Instructions for the task
Search the records below for the word "Confidence" and show every line where it occurs.

Records to use
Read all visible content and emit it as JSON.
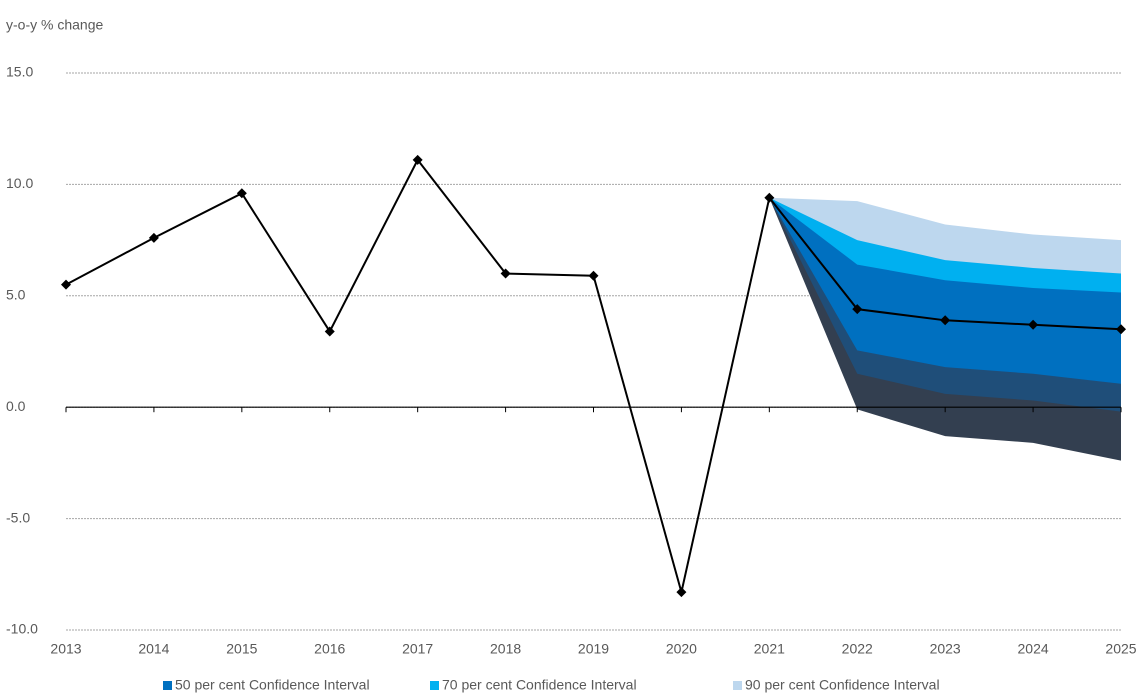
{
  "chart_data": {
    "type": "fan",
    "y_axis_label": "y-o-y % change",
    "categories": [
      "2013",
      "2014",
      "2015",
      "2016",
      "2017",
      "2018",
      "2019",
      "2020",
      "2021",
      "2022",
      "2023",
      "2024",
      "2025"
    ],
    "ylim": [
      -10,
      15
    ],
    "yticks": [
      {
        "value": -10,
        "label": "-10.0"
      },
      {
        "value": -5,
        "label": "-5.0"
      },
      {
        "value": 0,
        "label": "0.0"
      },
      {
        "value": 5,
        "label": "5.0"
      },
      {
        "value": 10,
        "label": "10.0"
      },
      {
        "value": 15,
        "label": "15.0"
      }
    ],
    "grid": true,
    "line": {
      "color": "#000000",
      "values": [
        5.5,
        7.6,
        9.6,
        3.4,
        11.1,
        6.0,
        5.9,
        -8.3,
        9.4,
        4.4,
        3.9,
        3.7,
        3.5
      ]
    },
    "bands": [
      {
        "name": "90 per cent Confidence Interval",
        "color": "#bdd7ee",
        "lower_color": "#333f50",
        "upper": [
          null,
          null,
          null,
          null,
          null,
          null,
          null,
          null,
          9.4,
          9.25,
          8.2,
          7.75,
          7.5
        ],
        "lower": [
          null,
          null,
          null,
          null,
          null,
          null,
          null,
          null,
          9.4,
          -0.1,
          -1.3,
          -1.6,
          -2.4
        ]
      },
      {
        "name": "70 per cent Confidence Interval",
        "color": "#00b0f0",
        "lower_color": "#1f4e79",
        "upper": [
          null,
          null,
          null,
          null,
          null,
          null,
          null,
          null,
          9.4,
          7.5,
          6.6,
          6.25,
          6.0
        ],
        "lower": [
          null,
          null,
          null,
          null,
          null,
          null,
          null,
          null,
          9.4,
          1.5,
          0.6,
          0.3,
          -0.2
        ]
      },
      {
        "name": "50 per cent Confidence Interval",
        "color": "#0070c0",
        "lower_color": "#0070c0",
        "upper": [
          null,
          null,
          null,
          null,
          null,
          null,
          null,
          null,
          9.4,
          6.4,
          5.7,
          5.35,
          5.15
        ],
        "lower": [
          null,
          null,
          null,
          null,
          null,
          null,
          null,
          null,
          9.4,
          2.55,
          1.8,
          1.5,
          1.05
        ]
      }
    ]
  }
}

Exercise answer
        "name": "90 per cent Confidence Interval",
        "name": "70 per cent Confidence Interval",
        "name": "50 per cent Confidence Interval",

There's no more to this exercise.